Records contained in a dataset
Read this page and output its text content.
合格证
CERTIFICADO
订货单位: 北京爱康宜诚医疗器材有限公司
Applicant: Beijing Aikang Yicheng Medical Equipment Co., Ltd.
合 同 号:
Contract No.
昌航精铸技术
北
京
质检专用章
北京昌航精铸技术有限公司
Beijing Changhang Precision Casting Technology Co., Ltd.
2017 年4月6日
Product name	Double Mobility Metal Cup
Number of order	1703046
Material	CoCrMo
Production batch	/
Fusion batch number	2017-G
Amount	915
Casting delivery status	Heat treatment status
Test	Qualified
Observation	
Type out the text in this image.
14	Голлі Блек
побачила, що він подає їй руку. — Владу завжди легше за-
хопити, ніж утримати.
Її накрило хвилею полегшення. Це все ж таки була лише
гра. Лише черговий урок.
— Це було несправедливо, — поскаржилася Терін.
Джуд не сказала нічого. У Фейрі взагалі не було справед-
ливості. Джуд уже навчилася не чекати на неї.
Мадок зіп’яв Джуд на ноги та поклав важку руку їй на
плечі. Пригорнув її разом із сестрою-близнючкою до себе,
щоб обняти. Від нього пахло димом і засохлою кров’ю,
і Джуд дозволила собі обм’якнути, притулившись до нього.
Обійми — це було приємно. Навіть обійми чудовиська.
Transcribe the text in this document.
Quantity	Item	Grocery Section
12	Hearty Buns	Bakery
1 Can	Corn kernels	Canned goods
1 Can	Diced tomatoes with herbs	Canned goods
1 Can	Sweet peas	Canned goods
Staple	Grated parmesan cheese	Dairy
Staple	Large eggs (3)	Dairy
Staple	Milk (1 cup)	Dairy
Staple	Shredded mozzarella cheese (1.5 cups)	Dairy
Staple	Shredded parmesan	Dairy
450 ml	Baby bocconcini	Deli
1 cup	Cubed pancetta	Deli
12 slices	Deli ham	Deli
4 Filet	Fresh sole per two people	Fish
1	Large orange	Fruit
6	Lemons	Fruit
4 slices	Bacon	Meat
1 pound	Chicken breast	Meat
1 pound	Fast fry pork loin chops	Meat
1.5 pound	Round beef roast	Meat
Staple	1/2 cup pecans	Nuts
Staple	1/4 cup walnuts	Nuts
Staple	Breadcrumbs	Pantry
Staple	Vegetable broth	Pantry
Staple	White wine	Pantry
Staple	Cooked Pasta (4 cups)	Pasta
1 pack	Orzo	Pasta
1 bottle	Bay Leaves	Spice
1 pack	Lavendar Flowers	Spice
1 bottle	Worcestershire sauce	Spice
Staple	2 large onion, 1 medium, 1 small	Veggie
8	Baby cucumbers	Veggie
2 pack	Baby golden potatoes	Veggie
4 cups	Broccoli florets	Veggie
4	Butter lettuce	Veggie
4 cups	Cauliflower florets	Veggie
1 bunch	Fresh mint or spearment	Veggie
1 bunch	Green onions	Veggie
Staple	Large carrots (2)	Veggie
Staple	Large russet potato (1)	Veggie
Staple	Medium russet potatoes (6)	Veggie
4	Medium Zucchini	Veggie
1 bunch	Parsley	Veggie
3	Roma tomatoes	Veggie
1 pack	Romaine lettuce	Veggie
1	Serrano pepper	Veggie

DIRECTIONS
Go through the material and copy out every line with "bunch" in it.

OUTPUT OF THE TASK
1 bunch	Fresh mint or spearment	Veggie
1 bunch	Green onions	Veggie
1 bunch	Parsley	Veggie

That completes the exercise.